-------- TASK DATA

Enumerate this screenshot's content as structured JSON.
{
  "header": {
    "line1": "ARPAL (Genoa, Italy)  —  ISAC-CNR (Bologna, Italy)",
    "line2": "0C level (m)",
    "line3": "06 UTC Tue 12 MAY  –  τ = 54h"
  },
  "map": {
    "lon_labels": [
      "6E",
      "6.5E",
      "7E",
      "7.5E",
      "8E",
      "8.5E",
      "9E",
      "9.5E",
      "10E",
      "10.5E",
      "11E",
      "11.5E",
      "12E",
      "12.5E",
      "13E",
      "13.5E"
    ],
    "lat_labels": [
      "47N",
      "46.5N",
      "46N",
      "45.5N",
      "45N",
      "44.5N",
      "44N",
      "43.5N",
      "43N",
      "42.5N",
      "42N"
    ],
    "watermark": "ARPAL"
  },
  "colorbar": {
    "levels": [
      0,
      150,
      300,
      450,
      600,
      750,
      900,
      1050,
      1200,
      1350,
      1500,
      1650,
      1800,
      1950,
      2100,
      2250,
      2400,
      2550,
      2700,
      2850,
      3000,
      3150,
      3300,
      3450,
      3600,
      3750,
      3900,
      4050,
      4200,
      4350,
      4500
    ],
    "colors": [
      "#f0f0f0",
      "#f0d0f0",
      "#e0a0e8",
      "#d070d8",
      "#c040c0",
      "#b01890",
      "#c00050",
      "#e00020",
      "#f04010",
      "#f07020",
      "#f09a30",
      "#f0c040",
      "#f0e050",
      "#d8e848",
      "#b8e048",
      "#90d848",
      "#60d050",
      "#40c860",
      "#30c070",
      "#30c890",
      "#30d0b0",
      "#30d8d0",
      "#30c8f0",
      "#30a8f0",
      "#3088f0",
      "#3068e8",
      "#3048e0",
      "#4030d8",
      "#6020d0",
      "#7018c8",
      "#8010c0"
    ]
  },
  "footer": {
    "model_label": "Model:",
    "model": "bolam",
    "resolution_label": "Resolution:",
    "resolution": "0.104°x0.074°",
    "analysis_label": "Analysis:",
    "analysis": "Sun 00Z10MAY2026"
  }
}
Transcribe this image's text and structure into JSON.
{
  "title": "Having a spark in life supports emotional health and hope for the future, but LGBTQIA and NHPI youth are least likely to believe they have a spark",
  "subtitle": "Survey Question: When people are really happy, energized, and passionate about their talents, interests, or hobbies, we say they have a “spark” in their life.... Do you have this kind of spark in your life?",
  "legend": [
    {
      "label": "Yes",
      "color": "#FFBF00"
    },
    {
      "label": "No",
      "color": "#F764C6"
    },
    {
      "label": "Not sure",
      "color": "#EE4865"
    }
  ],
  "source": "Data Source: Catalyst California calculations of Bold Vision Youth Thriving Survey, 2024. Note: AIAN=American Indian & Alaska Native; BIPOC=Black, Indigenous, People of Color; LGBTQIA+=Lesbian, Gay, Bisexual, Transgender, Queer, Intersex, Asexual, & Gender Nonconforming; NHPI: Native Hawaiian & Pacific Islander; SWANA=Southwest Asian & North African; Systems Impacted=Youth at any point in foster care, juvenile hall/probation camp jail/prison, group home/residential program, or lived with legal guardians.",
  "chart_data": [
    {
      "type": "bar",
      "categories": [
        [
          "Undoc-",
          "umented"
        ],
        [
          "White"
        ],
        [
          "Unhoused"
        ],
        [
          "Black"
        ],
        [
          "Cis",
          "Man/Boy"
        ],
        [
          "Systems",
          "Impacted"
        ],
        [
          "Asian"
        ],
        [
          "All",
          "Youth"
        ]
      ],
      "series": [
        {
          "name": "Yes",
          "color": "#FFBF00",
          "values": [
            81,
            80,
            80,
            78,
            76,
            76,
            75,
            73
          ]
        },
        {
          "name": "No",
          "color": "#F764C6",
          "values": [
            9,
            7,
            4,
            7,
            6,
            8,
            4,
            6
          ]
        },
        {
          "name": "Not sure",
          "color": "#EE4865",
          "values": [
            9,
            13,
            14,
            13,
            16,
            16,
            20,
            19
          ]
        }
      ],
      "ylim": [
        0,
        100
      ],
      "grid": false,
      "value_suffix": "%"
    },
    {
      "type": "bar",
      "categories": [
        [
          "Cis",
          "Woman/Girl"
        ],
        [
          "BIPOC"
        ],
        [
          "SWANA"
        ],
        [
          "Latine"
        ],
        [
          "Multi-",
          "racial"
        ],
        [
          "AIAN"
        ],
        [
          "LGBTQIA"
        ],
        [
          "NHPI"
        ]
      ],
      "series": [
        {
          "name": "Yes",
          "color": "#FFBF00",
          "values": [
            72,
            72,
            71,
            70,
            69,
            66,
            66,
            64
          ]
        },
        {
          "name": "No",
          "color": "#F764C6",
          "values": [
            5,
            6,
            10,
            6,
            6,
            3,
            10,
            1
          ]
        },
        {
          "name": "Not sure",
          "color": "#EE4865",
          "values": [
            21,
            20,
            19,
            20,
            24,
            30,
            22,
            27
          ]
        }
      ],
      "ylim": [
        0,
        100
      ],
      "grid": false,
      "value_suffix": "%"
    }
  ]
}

----------------

> **DIRECTIVE**
Once more, set down the full listing, verbatim.

> **TASK ANSWER**
Enumerate this screenshot's content as structured JSON.
{
  "header": {
    "line1": "ARPAL (Genoa, Italy)  —  ISAC-CNR (Bologna, Italy)",
    "line2": "0C level (m)",
    "line3": "06 UTC Tue 12 MAY  –  τ = 54h"
  },
  "map": {
    "lon_labels": [
      "6E",
      "6.5E",
      "7E",
      "7.5E",
      "8E",
      "8.5E",
      "9E",
      "9.5E",
      "10E",
      "10.5E",
      "11E",
      "11.5E",
      "12E",
      "12.5E",
      "13E",
      "13.5E"
    ],
    "lat_labels": [
      "47N",
      "46.5N",
      "46N",
      "45.5N",
      "45N",
      "44.5N",
      "44N",
      "43.5N",
      "43N",
      "42.5N",
      "42N"
    ],
    "watermark": "ARPAL"
  },
  "colorbar": {
    "levels": [
      0,
      150,
      300,
      450,
      600,
      750,
      900,
      1050,
      1200,
      1350,
      1500,
      1650,
      1800,
      1950,
      2100,
      2250,
      2400,
      2550,
      2700,
      2850,
      3000,
      3150,
      3300,
      3450,
      3600,
      3750,
      3900,
      4050,
      4200,
      4350,
      4500
    ],
    "colors": [
      "#f0f0f0",
      "#f0d0f0",
      "#e0a0e8",
      "#d070d8",
      "#c040c0",
      "#b01890",
      "#c00050",
      "#e00020",
      "#f04010",
      "#f07020",
      "#f09a30",
      "#f0c040",
      "#f0e050",
      "#d8e848",
      "#b8e048",
      "#90d848",
      "#60d050",
      "#40c860",
      "#30c070",
      "#30c890",
      "#30d0b0",
      "#30d8d0",
      "#30c8f0",
      "#30a8f0",
      "#3088f0",
      "#3068e8",
      "#3048e0",
      "#4030d8",
      "#6020d0",
      "#7018c8",
      "#8010c0"
    ]
  },
  "footer": {
    "model_label": "Model:",
    "model": "bolam",
    "resolution_label": "Resolution:",
    "resolution": "0.104°x0.074°",
    "analysis_label": "Analysis:",
    "analysis": "Sun 00Z10MAY2026"
  }
}
Transcribe this image's text and structure into JSON.
{
  "title": "Having a spark in life supports emotional health and hope for the future, but LGBTQIA and NHPI youth are least likely to believe they have a spark",
  "subtitle": "Survey Question: When people are really happy, energized, and passionate about their talents, interests, or hobbies, we say they have a “spark” in their life.... Do you have this kind of spark in your life?",
  "legend": [
    {
      "label": "Yes",
      "color": "#FFBF00"
    },
    {
      "label": "No",
      "color": "#F764C6"
    },
    {
      "label": "Not sure",
      "color": "#EE4865"
    }
  ],
  "source": "Data Source: Catalyst California calculations of Bold Vision Youth Thriving Survey, 2024. Note: AIAN=American Indian & Alaska Native; BIPOC=Black, Indigenous, People of Color; LGBTQIA+=Lesbian, Gay, Bisexual, Transgender, Queer, Intersex, Asexual, & Gender Nonconforming; NHPI: Native Hawaiian & Pacific Islander; SWANA=Southwest Asian & North African; Systems Impacted=Youth at any point in foster care, juvenile hall/probation camp jail/prison, group home/residential program, or lived with legal guardians.",
  "chart_data": [
    {
      "type": "bar",
      "categories": [
        [
          "Undoc-",
          "umented"
        ],
        [
          "White"
        ],
        [
          "Unhoused"
        ],
        [
          "Black"
        ],
        [
          "Cis",
          "Man/Boy"
        ],
        [
          "Systems",
          "Impacted"
        ],
        [
          "Asian"
        ],
        [
          "All",
          "Youth"
        ]
      ],
      "series": [
        {
          "name": "Yes",
          "color": "#FFBF00",
          "values": [
            81,
            80,
            80,
            78,
            76,
            76,
            75,
            73
          ]
        },
        {
          "name": "No",
          "color": "#F764C6",
          "values": [
            9,
            7,
            4,
            7,
            6,
            8,
            4,
            6
          ]
        },
        {
          "name": "Not sure",
          "color": "#EE4865",
          "values": [
            9,
            13,
            14,
            13,
            16,
            16,
            20,
            19
          ]
        }
      ],
      "ylim": [
        0,
        100
      ],
      "grid": false,
      "value_suffix": "%"
    },
    {
      "type": "bar",
      "categories": [
        [
          "Cis",
          "Woman/Girl"
        ],
        [
          "BIPOC"
        ],
        [
          "SWANA"
        ],
        [
          "Latine"
        ],
        [
          "Multi-",
          "racial"
        ],
        [
          "AIAN"
        ],
        [
          "LGBTQIA"
        ],
        [
          "NHPI"
        ]
      ],
      "series": [
        {
          "name": "Yes",
          "color": "#FFBF00",
          "values": [
            72,
            72,
            71,
            70,
            69,
            66,
            66,
            64
          ]
        },
        {
          "name": "No",
          "color": "#F764C6",
          "values": [
            5,
            6,
            10,
            6,
            6,
            3,
            10,
            1
          ]
        },
        {
          "name": "Not sure",
          "color": "#EE4865",
          "values": [
            21,
            20,
            19,
            20,
            24,
            30,
            22,
            27
          ]
        }
      ],
      "ylim": [
        0,
        100
      ],
      "grid": false,
      "value_suffix": "%"
    }
  ]
}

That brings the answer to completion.